INSTRUCTION = Extract every record, keeping each one exactly as it is.

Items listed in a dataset
-*-

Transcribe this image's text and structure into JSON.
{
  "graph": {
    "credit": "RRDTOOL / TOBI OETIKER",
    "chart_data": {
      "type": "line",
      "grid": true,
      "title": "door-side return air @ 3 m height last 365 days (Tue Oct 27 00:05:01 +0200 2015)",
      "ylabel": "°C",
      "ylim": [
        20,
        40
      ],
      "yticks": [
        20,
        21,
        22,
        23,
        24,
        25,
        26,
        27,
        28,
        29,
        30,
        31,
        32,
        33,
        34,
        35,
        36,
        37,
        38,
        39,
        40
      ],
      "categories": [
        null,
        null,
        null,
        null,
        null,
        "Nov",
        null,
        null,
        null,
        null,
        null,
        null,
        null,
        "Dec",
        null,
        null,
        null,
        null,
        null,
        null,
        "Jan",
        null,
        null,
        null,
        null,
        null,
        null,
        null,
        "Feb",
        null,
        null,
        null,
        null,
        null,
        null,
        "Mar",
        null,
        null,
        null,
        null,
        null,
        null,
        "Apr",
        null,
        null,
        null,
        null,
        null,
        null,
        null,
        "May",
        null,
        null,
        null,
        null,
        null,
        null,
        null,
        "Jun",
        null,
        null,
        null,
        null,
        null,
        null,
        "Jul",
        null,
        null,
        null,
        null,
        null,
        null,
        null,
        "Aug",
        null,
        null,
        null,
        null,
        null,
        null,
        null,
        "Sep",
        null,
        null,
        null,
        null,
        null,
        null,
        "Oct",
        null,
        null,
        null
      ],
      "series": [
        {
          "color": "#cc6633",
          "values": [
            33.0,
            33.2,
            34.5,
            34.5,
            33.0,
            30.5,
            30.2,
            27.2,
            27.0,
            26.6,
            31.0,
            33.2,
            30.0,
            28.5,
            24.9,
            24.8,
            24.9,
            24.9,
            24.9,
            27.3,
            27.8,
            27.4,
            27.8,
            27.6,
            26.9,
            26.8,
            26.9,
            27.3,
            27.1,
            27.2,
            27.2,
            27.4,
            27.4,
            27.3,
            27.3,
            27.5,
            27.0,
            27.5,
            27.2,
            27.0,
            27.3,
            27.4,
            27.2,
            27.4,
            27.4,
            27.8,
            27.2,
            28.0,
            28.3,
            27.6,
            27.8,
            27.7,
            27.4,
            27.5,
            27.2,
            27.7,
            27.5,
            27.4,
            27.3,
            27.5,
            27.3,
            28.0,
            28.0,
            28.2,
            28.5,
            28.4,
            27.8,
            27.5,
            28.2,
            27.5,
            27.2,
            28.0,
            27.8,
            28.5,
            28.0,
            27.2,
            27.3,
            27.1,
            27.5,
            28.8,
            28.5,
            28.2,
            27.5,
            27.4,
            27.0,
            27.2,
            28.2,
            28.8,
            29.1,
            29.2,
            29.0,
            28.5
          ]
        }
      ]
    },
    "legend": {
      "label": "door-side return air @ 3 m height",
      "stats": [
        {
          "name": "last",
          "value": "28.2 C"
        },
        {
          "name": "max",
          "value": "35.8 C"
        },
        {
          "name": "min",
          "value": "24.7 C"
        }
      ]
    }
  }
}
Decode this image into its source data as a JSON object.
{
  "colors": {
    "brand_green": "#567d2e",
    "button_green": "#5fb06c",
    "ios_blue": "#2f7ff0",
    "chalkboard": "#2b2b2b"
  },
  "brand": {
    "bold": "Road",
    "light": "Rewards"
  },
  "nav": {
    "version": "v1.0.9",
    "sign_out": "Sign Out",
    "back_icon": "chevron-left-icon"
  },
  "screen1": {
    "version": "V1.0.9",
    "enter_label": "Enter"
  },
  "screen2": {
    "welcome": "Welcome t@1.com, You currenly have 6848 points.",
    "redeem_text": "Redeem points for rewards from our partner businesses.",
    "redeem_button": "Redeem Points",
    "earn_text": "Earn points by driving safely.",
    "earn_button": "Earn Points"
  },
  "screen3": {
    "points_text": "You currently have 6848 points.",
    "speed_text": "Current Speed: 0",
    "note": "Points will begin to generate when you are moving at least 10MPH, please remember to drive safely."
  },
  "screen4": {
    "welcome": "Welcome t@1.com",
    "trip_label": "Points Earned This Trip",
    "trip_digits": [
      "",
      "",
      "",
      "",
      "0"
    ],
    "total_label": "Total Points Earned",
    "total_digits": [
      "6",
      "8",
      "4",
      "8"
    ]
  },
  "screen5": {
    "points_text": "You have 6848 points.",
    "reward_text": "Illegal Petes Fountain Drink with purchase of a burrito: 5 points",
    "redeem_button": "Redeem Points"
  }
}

-*-

OUTPUT BELOW =
Transcribe this image's text and structure into JSON.
{
  "graph": {
    "credit": "RRDTOOL / TOBI OETIKER",
    "chart_data": {
      "type": "line",
      "grid": true,
      "title": "door-side return air @ 3 m height last 365 days (Tue Oct 27 00:05:01 +0200 2015)",
      "ylabel": "°C",
      "ylim": [
        20,
        40
      ],
      "yticks": [
        20,
        21,
        22,
        23,
        24,
        25,
        26,
        27,
        28,
        29,
        30,
        31,
        32,
        33,
        34,
        35,
        36,
        37,
        38,
        39,
        40
      ],
      "categories": [
        null,
        null,
        null,
        null,
        null,
        "Nov",
        null,
        null,
        null,
        null,
        null,
        null,
        null,
        "Dec",
        null,
        null,
        null,
        null,
        null,
        null,
        "Jan",
        null,
        null,
        null,
        null,
        null,
        null,
        null,
        "Feb",
        null,
        null,
        null,
        null,
        null,
        null,
        "Mar",
        null,
        null,
        null,
        null,
        null,
        null,
        "Apr",
        null,
        null,
        null,
        null,
        null,
        null,
        null,
        "May",
        null,
        null,
        null,
        null,
        null,
        null,
        null,
        "Jun",
        null,
        null,
        null,
        null,
        null,
        null,
        "Jul",
        null,
        null,
        null,
        null,
        null,
        null,
        null,
        "Aug",
        null,
        null,
        null,
        null,
        null,
        null,
        null,
        "Sep",
        null,
        null,
        null,
        null,
        null,
        null,
        "Oct",
        null,
        null,
        null
      ],
      "series": [
        {
          "color": "#cc6633",
          "values": [
            33.0,
            33.2,
            34.5,
            34.5,
            33.0,
            30.5,
            30.2,
            27.2,
            27.0,
            26.6,
            31.0,
            33.2,
            30.0,
            28.5,
            24.9,
            24.8,
            24.9,
            24.9,
            24.9,
            27.3,
            27.8,
            27.4,
            27.8,
            27.6,
            26.9,
            26.8,
            26.9,
            27.3,
            27.1,
            27.2,
            27.2,
            27.4,
            27.4,
            27.3,
            27.3,
            27.5,
            27.0,
            27.5,
            27.2,
            27.0,
            27.3,
            27.4,
            27.2,
            27.4,
            27.4,
            27.8,
            27.2,
            28.0,
            28.3,
            27.6,
            27.8,
            27.7,
            27.4,
            27.5,
            27.2,
            27.7,
            27.5,
            27.4,
            27.3,
            27.5,
            27.3,
            28.0,
            28.0,
            28.2,
            28.5,
            28.4,
            27.8,
            27.5,
            28.2,
            27.5,
            27.2,
            28.0,
            27.8,
            28.5,
            28.0,
            27.2,
            27.3,
            27.1,
            27.5,
            28.8,
            28.5,
            28.2,
            27.5,
            27.4,
            27.0,
            27.2,
            28.2,
            28.8,
            29.1,
            29.2,
            29.0,
            28.5
          ]
        }
      ]
    },
    "legend": {
      "label": "door-side return air @ 3 m height",
      "stats": [
        {
          "name": "last",
          "value": "28.2 C"
        },
        {
          "name": "max",
          "value": "35.8 C"
        },
        {
          "name": "min",
          "value": "24.7 C"
        }
      ]
    }
  }
}
Decode this image into its source data as a JSON object.
{
  "colors": {
    "brand_green": "#567d2e",
    "button_green": "#5fb06c",
    "ios_blue": "#2f7ff0",
    "chalkboard": "#2b2b2b"
  },
  "brand": {
    "bold": "Road",
    "light": "Rewards"
  },
  "nav": {
    "version": "v1.0.9",
    "sign_out": "Sign Out",
    "back_icon": "chevron-left-icon"
  },
  "screen1": {
    "version": "V1.0.9",
    "enter_label": "Enter"
  },
  "screen2": {
    "welcome": "Welcome t@1.com, You currenly have 6848 points.",
    "redeem_text": "Redeem points for rewards from our partner businesses.",
    "redeem_button": "Redeem Points",
    "earn_text": "Earn points by driving safely.",
    "earn_button": "Earn Points"
  },
  "screen3": {
    "points_text": "You currently have 6848 points.",
    "speed_text": "Current Speed: 0",
    "note": "Points will begin to generate when you are moving at least 10MPH, please remember to drive safely."
  },
  "screen4": {
    "welcome": "Welcome t@1.com",
    "trip_label": "Points Earned This Trip",
    "trip_digits": [
      "",
      "",
      "",
      "",
      "0"
    ],
    "total_label": "Total Points Earned",
    "total_digits": [
      "6",
      "8",
      "4",
      "8"
    ]
  },
  "screen5": {
    "points_text": "You have 6848 points.",
    "reward_text": "Illegal Petes Fountain Drink with purchase of a burrito: 5 points",
    "redeem_button": "Redeem Points"
  }
}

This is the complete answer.